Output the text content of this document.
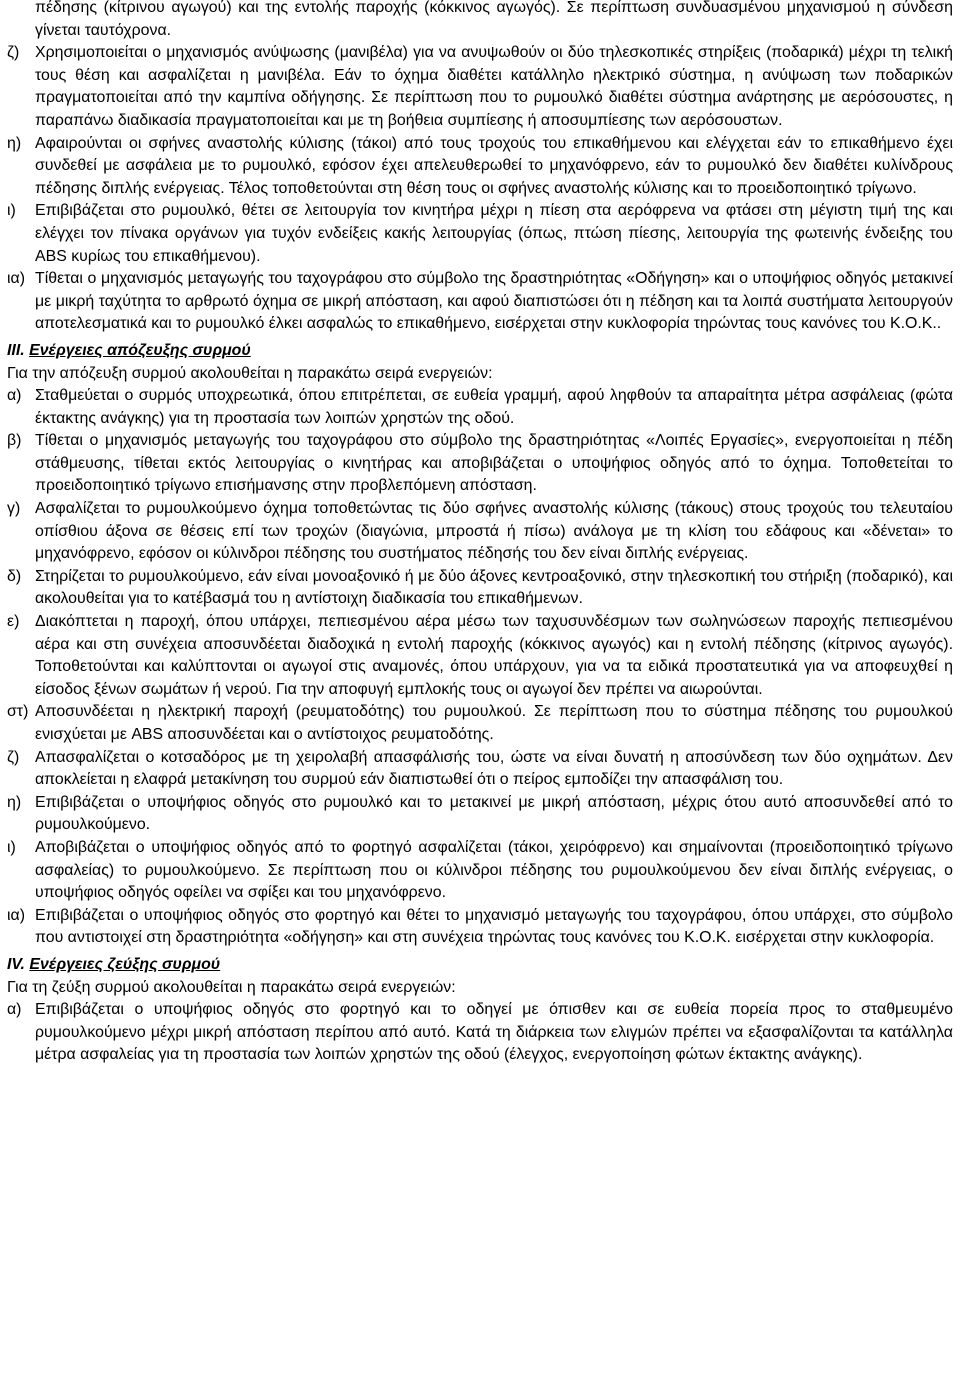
πέδησης (κίτρινου αγωγού) και της εντολής παροχής (κόκκινος αγωγός). Σε περίπτωση συνδυασμένου μηχανισμού η σύνδεση γίνεται ταυτόχρονα.
ζ) Χρησιμοποιείται ο μηχανισμός ανύψωσης (μανιβέλα) για να ανυψωθούν οι δύο τηλεσκοπικές στηρίξεις (ποδαρικά) μέχρι τη τελική τους θέση και ασφαλίζεται η μανιβέλα. Εάν το όχημα διαθέτει κατάλληλο ηλεκτρικό σύστημα, η ανύψωση των ποδαρικών πραγματοποιείται από την καμπίνα οδήγησης. Σε περίπτωση που το ρυμουλκό διαθέτει σύστημα ανάρτησης με αερόσουστες, η παραπάνω διαδικασία πραγματοποιείται και με τη βοήθεια συμπίεσης ή αποσυμπίεσης των αερόσουστων.
η) Αφαιρούνται οι σφήνες αναστολής κύλισης (τάκοι) από τους τροχούς του επικαθήμενου και ελέγχεται εάν το επικαθήμενο έχει συνδεθεί με ασφάλεια με το ρυμουλκό, εφόσον έχει απελευθερωθεί το μηχανόφρενο, εάν το ρυμουλκό δεν διαθέτει κυλίνδρους πέδησης διπλής ενέργειας. Τέλος τοποθετούνται στη θέση τους οι σφήνες αναστολής κύλισης και το προειδοποιητικό τρίγωνο.
ι)	Επιβιβάζεται στο ρυμουλκό, θέτει σε λειτουργία τον κινητήρα μέχρι η πίεση στα αερόφρενα να φτάσει στη μέγιστη τιμή της και ελέγχει τον πίνακα οργάνων για τυχόν ενδείξεις κακής λειτουργίας (όπως, πτώση πίεσης, λειτουργία της φωτεινής ένδειξης του ABS κυρίως του επικαθήμενου).
ια) Τίθεται ο μηχανισμός μεταγωγής του ταχογράφου στο σύμβολο της δραστηριότητας «Οδήγηση» και ο υποψήφιος οδηγός μετακινεί με μικρή ταχύτητα το αρθρωτό όχημα σε μικρή απόσταση, και αφού διαπιστώσει ότι η πέδηση και τα λοιπά συστήματα λειτουργούν αποτελεσματικά και το ρυμουλκό έλκει ασφαλώς το επικαθήμενο, εισέρχεται στην κυκλοφορία τηρώντας τους κανόνες του Κ.Ο.Κ..
ΙΙΙ. Ενέργειες απόζευξης συρμού
Για την απόζευξη συρμού ακολουθείται η παρακάτω σειρά ενεργειών:
α) Σταθμεύεται ο συρμός υποχρεωτικά, όπου επιτρέπεται, σε ευθεία γραμμή, αφού ληφθούν τα απαραίτητα μέτρα ασφάλειας (φώτα έκτακτης ανάγκης) για τη προστασία των λοιπών χρηστών της οδού.
β) Τίθεται ο μηχανισμός μεταγωγής του ταχογράφου στο σύμβολο της δραστηριότητας «Λοιπές Εργασίες», ενεργοποιείται η πέδη στάθμευσης, τίθεται εκτός λειτουργίας ο κινητήρας και αποβιβάζεται ο υποψήφιος οδηγός από το όχημα. Τοποθετείται το προειδοποιητικό τρίγωνο επισήμανσης στην προβλεπόμενη απόσταση.
γ) Ασφαλίζεται το ρυμουλκούμενο όχημα τοποθετώντας τις δύο σφήνες αναστολής κύλισης (τάκους) στους τροχούς του τελευταίου οπίσθιου άξονα σε θέσεις επί των τροχών (διαγώνια, μπροστά ή πίσω) ανάλογα με τη κλίση του εδάφους και «δένεται» το μηχανόφρενο, εφόσον οι κύλινδροι πέδησης του συστήματος πέδησής του δεν είναι διπλής ενέργειας.
δ) Στηρίζεται το ρυμουλκούμενο, εάν είναι μονοαξονικό ή με δύο άξονες κεντροαξονικό, στην τηλεσκοπική του στήριξη (ποδαρικό), και ακολουθείται για το κατέβασμά του η αντίστοιχη διαδικασία του επικαθήμενων.
ε) Διακόπτεται η παροχή, όπου υπάρχει, πεπιεσμένου αέρα μέσω των ταχυσυνδέσμων των σωληνώσεων παροχής πεπιεσμένου αέρα και στη συνέχεια αποσυνδέεται διαδοχικά η εντολή παροχής (κόκκινος αγωγός) και η εντολή πέδησης (κίτρινος αγωγός). Τοποθετούνται και καλύπτονται οι αγωγοί στις αναμονές, όπου υπάρχουν, για να τα ειδικά προστατευτικά για να αποφευχθεί η είσοδος ξένων σωμάτων ή νερού. Για την αποφυγή εμπλοκής τους οι αγωγοί δεν πρέπει να αιωρούνται.
στ) Αποσυνδέεται η ηλεκτρική παροχή (ρευματοδότης) του ρυμουλκού. Σε περίπτωση που το σύστημα πέδησης του ρυμουλκού ενισχύεται με ABS αποσυνδέεται και ο αντίστοιχος ρευματοδότης.
ζ) Απασφαλίζεται ο κοτσαδόρος με τη χειρολαβή απασφάλισής του, ώστε να είναι δυνατή η αποσύνδεση των δύο οχημάτων. Δεν αποκλείεται η ελαφρά μετακίνηση του συρμού εάν διαπιστωθεί ότι ο πείρος εμποδίζει την απασφάλιση του.
η) Επιβιβάζεται ο υποψήφιος οδηγός στο ρυμουλκό και το μετακινεί με μικρή απόσταση, μέχρις ότου αυτό αποσυνδεθεί από το ρυμουλκούμενο.
ι)	Αποβιβάζεται ο υποψήφιος οδηγός από το φορτηγό ασφαλίζεται (τάκοι, χειρόφρενο) και σημαίνονται (προειδοποιητικό τρίγωνο ασφαλείας) το ρυμουλκούμενο. Σε περίπτωση που οι κύλινδροι πέδησης του ρυμουλκούμενου δεν είναι διπλής ενέργειας, ο υποψήφιος οδηγός οφείλει να σφίξει και του μηχανόφρενο.
ια) Επιβιβάζεται ο υποψήφιος οδηγός στο φορτηγό και θέτει το μηχανισμό μεταγωγής του ταχογράφου, όπου υπάρχει, στο σύμβολο που αντιστοιχεί στη δραστηριότητα «οδήγηση» και στη συνέχεια τηρώντας τους κανόνες του Κ.Ο.Κ. εισέρχεται στην κυκλοφορία.
IV. Ενέργειες ζεύξης συρμού
Για τη ζεύξη συρμού ακολουθείται η παρακάτω σειρά ενεργειών:
α) Επιβιβάζεται ο υποψήφιος οδηγός στο φορτηγό και το οδηγεί με όπισθεν και σε ευθεία πορεία προς το σταθμευμένο ρυμουλκούμενο μέχρι μικρή απόσταση περίπου από αυτό. Κατά τη διάρκεια των ελιγμών πρέπει να εξασφαλίζονται τα κατάλληλα μέτρα ασφαλείας για τη προστασία των λοιπών χρηστών της οδού (έλεγχος, ενεργοποίηση φώτων έκτακτης ανάγκης).
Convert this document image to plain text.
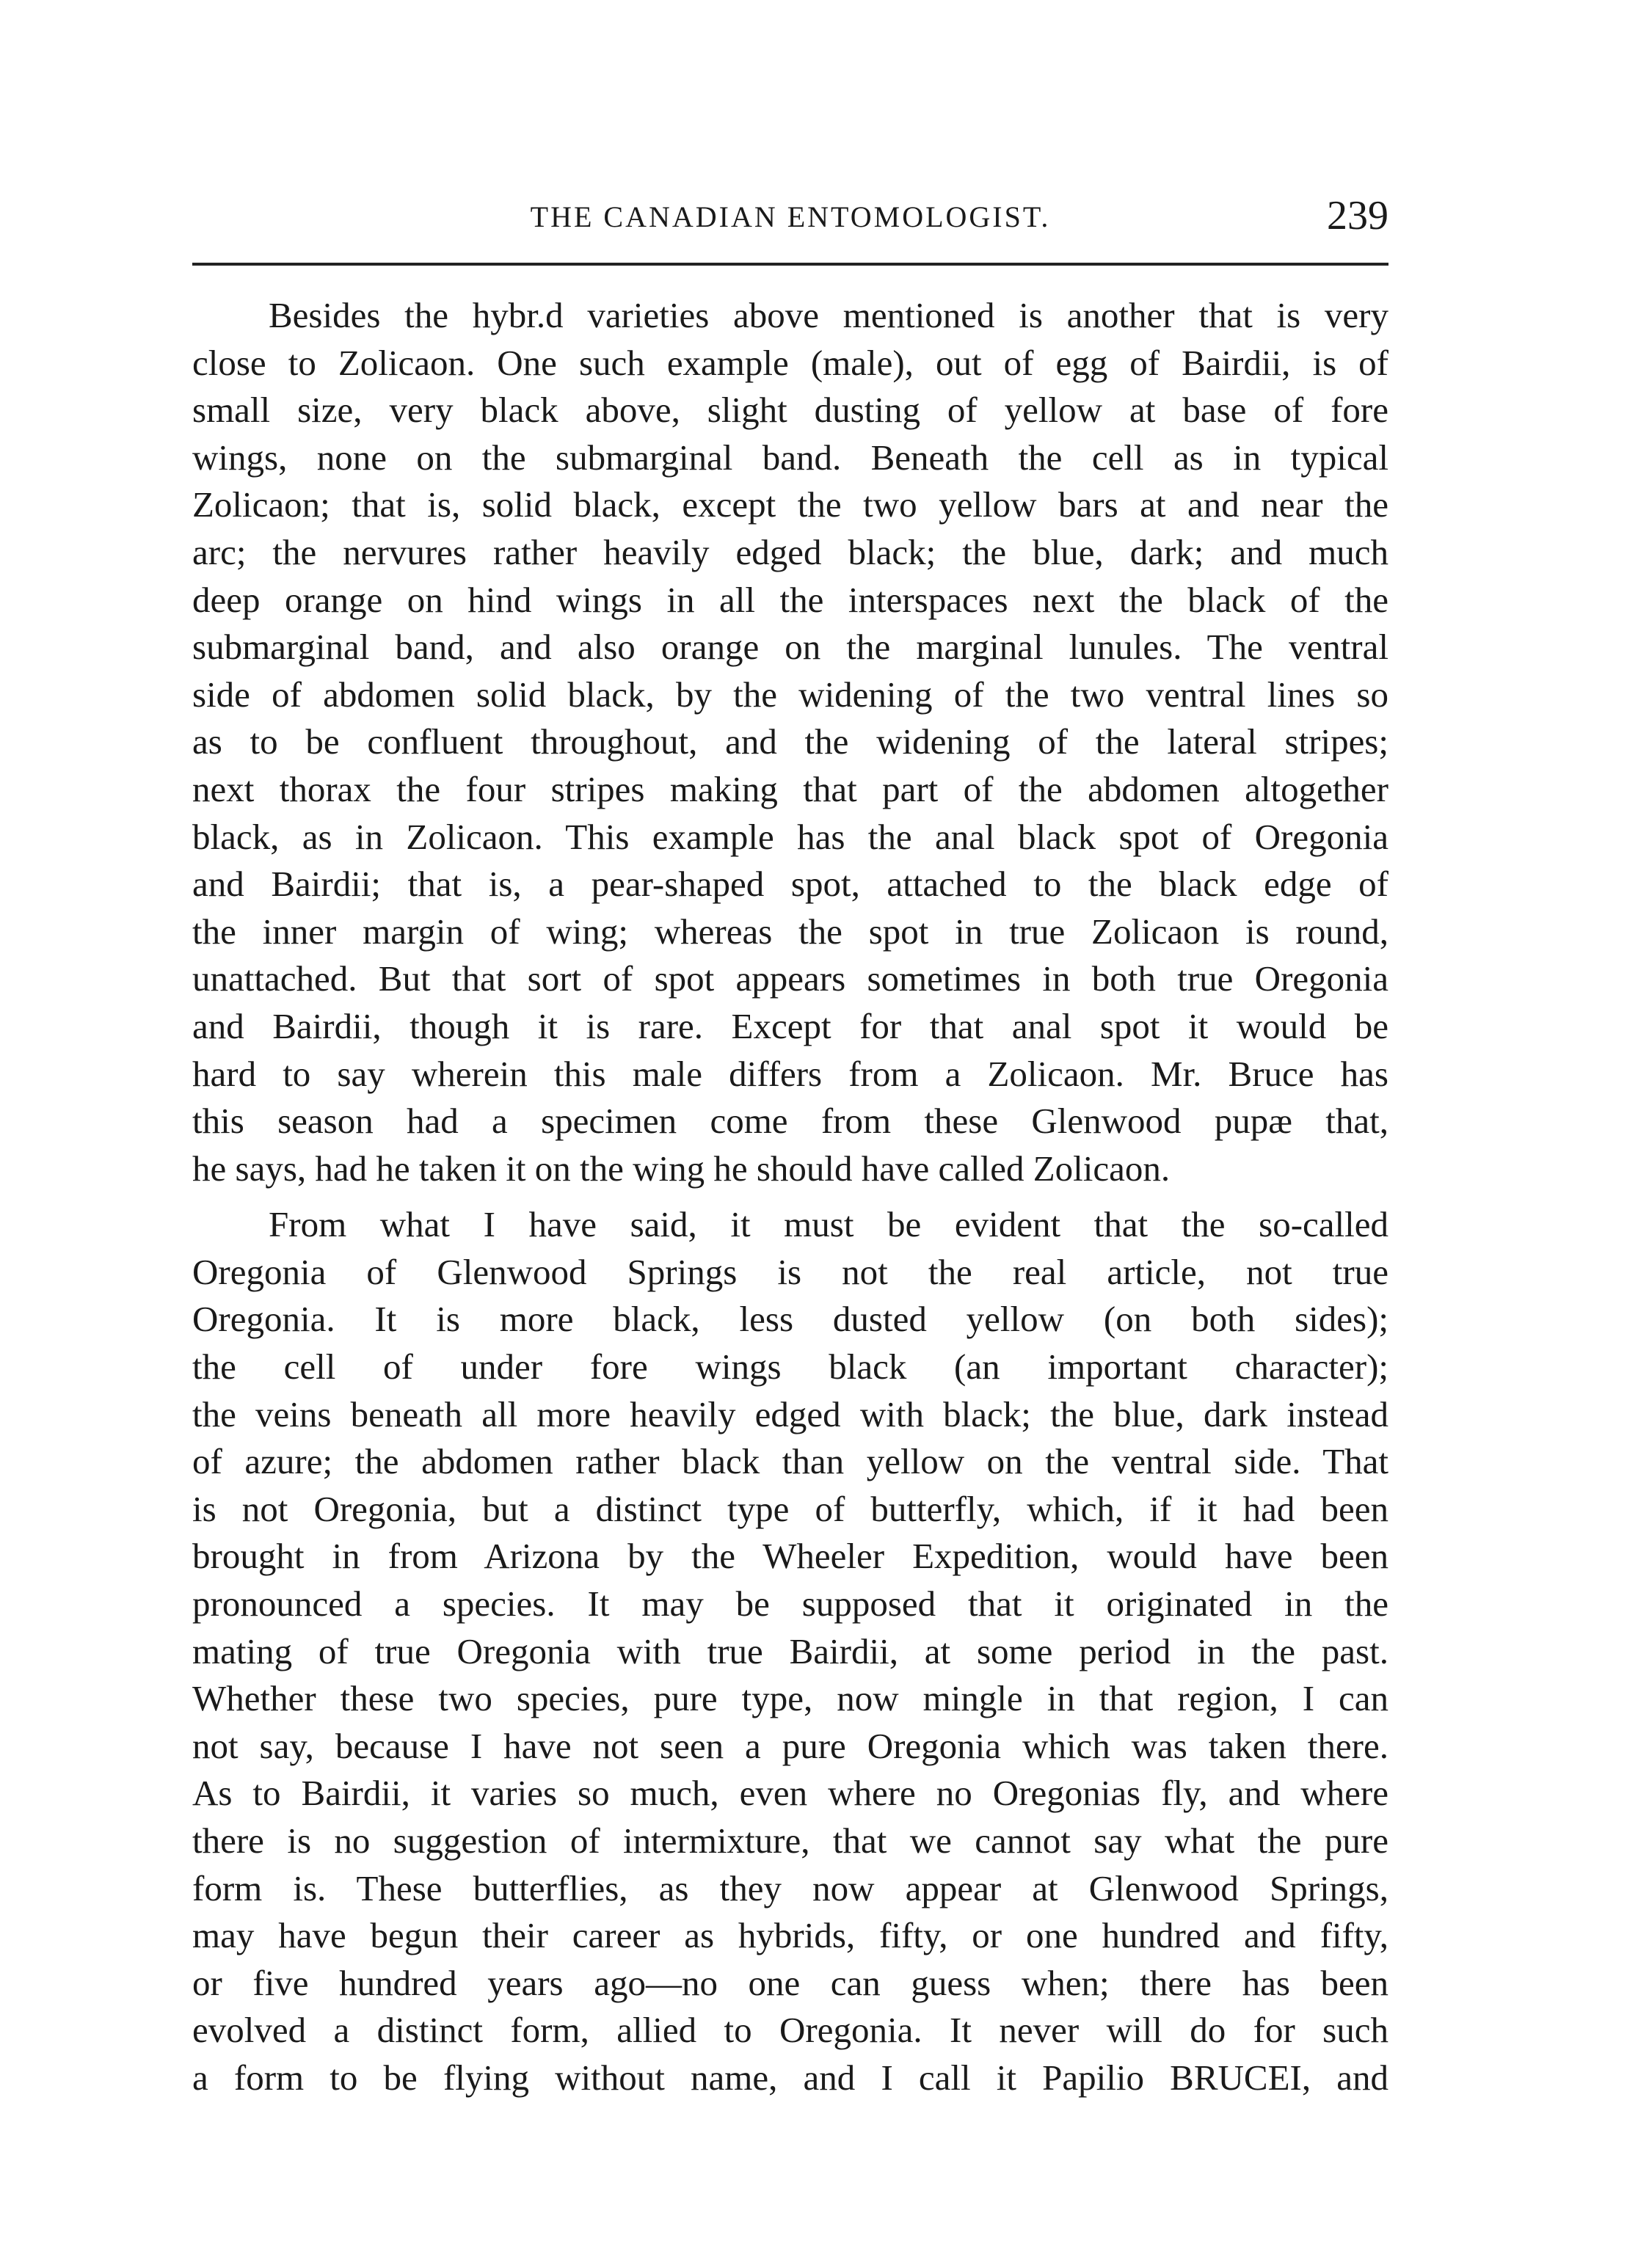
THE CANADIAN ENTOMOLOGIST.	239

Besides the hybr.d varieties above mentioned is another that is very
close to Zolicaon. One such example (male), out of egg of Bairdii, is of
small size, very black above, slight dusting of yellow at base of fore
wings, none on the submarginal band. Beneath the cell as in typical
Zolicaon; that is, solid black, except the two yellow bars at and near the
arc; the nervures rather heavily edged black; the blue, dark; and much
deep orange on hind wings in all the interspaces next the black of the
submarginal band, and also orange on the marginal lunules. The ventral
side of abdomen solid black, by the widening of the two ventral lines so
as to be confluent throughout, and the widening of the lateral stripes;
next thorax the four stripes making that part of the abdomen altogether
black, as in Zolicaon. This example has the anal black spot of Oregonia
and Bairdii; that is, a pear-shaped spot, attached to the black edge of
the inner margin of wing; whereas the spot in true Zolicaon is round,
unattached. But that sort of spot appears sometimes in both true Oregonia
and Bairdii, though it is rare. Except for that anal spot it would be
hard to say wherein this male differs from a Zolicaon. Mr. Bruce has
this season had a specimen come from these Glenwood pupæ that,
he says, had he taken it on the wing he should have called Zolicaon.

From what I have said, it must be evident that the so-called
Oregonia of Glenwood Springs is not the real article, not true
Oregonia. It is more black, less dusted yellow (on both sides);
the cell of under fore wings black (an important character);
the veins beneath all more heavily edged with black; the blue, dark instead
of azure; the abdomen rather black than yellow on the ventral side. That
is not Oregonia, but a distinct type of butterfly, which, if it had been
brought in from Arizona by the Wheeler Expedition, would have been
pronounced a species. It may be supposed that it originated in the
mating of true Oregonia with true Bairdii, at some period in the past.
Whether these two species, pure type, now mingle in that region, I can
not say, because I have not seen a pure Oregonia which was taken there.
As to Bairdii, it varies so much, even where no Oregonias fly, and where
there is no suggestion of intermixture, that we cannot say what the pure
form is. These butterflies, as they now appear at Glenwood Springs,
may have begun their career as hybrids, fifty, or one hundred and fifty,
or five hundred years ago—no one can guess when; there has been
evolved a distinct form, allied to Oregonia. It never will do for such
a form to be flying without name, and I call it Papilio BRUCEI, and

____

SET PROBLEM -
Find the lines containing "Ενέργειες" and list every one of them.

EXERCISE OUTPUT -
ΙΙΙ. Ενέργειες απόζευξης συρμού
IV. Ενέργειες ζεύξης συρμού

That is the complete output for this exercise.